[Start Given data]

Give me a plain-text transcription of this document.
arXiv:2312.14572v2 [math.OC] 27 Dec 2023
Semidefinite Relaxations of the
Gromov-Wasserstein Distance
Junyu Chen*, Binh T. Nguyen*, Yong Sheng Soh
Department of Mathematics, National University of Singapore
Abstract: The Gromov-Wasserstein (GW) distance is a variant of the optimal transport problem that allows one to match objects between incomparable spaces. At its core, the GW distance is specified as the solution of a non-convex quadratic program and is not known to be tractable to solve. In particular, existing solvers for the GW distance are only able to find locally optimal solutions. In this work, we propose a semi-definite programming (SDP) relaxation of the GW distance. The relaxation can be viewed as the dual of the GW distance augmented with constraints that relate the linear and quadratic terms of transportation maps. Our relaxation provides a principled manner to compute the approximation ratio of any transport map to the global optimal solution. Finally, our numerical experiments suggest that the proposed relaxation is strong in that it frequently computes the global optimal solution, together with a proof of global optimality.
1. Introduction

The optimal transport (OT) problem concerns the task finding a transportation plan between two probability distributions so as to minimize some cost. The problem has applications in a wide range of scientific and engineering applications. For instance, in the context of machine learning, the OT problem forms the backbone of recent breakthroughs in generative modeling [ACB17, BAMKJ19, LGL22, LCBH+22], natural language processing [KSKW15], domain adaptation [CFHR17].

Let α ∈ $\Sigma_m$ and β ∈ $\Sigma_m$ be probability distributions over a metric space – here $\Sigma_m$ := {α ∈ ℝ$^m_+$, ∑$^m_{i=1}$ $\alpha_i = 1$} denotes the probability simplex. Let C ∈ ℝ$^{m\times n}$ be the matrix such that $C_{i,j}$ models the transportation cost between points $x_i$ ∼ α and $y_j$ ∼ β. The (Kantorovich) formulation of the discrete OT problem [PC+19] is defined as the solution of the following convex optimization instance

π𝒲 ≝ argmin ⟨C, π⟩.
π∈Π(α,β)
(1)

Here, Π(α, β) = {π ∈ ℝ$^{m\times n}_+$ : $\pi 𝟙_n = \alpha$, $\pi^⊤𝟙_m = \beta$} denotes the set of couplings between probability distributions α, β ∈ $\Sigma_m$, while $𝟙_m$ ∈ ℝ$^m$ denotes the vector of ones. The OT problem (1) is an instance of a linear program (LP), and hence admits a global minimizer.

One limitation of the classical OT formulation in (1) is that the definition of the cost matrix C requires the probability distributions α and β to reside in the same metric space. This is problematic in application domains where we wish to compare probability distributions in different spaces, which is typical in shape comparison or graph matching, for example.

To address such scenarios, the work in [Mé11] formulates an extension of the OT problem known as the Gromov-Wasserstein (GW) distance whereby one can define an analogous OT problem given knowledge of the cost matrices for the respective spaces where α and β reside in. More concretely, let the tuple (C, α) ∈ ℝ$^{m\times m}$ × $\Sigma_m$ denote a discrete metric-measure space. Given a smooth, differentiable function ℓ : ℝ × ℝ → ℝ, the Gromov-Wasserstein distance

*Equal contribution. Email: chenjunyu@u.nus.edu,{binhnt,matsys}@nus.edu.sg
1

[End Given data]

Above are the records; retype every one exactly.

[Solved exercise]
Give me a plain-text transcription of this document.
arXiv:2312.14572v2 [math.OC] 27 Dec 2023
Semidefinite Relaxations of the
Gromov-Wasserstein Distance
Junyu Chen*, Binh T. Nguyen*, Yong Sheng Soh
Department of Mathematics, National University of Singapore
Abstract: The Gromov-Wasserstein (GW) distance is a variant of the optimal transport problem that allows one to match objects between incomparable spaces. At its core, the GW distance is specified as the solution of a non-convex quadratic program and is not known to be tractable to solve. In particular, existing solvers for the GW distance are only able to find locally optimal solutions. In this work, we propose a semi-definite programming (SDP) relaxation of the GW distance. The relaxation can be viewed as the dual of the GW distance augmented with constraints that relate the linear and quadratic terms of transportation maps. Our relaxation provides a principled manner to compute the approximation ratio of any transport map to the global optimal solution. Finally, our numerical experiments suggest that the proposed relaxation is strong in that it frequently computes the global optimal solution, together with a proof of global optimality.
1. Introduction

The optimal transport (OT) problem concerns the task finding a transportation plan between two probability distributions so as to minimize some cost. The problem has applications in a wide range of scientific and engineering applications. For instance, in the context of machine learning, the OT problem forms the backbone of recent breakthroughs in generative modeling [ACB17, BAMKJ19, LGL22, LCBH+22], natural language processing [KSKW15], domain adaptation [CFHR17].

Let α ∈ $\Sigma_m$ and β ∈ $\Sigma_m$ be probability distributions over a metric space – here $\Sigma_m$ := {α ∈ ℝ$^m_+$, ∑$^m_{i=1}$ $\alpha_i = 1$} denotes the probability simplex. Let C ∈ ℝ$^{m\times n}$ be the matrix such that $C_{i,j}$ models the transportation cost between points $x_i$ ∼ α and $y_j$ ∼ β. The (Kantorovich) formulation of the discrete OT problem [PC+19] is defined as the solution of the following convex optimization instance

π𝒲 ≝ argmin ⟨C, π⟩.
π∈Π(α,β)
(1)

Here, Π(α, β) = {π ∈ ℝ$^{m\times n}_+$ : $\pi 𝟙_n = \alpha$, $\pi^⊤𝟙_m = \beta$} denotes the set of couplings between probability distributions α, β ∈ $\Sigma_m$, while $𝟙_m$ ∈ ℝ$^m$ denotes the vector of ones. The OT problem (1) is an instance of a linear program (LP), and hence admits a global minimizer.

One limitation of the classical OT formulation in (1) is that the definition of the cost matrix C requires the probability distributions α and β to reside in the same metric space. This is problematic in application domains where we wish to compare probability distributions in different spaces, which is typical in shape comparison or graph matching, for example.

To address such scenarios, the work in [Mé11] formulates an extension of the OT problem known as the Gromov-Wasserstein (GW) distance whereby one can define an analogous OT problem given knowledge of the cost matrices for the respective spaces where α and β reside in. More concretely, let the tuple (C, α) ∈ ℝ$^{m\times m}$ × $\Sigma_m$ denote a discrete metric-measure space. Given a smooth, differentiable function ℓ : ℝ × ℝ → ℝ, the Gromov-Wasserstein distance

*Equal contribution. Email: chenjunyu@u.nus.edu,{binhnt,matsys}@nus.edu.sg
1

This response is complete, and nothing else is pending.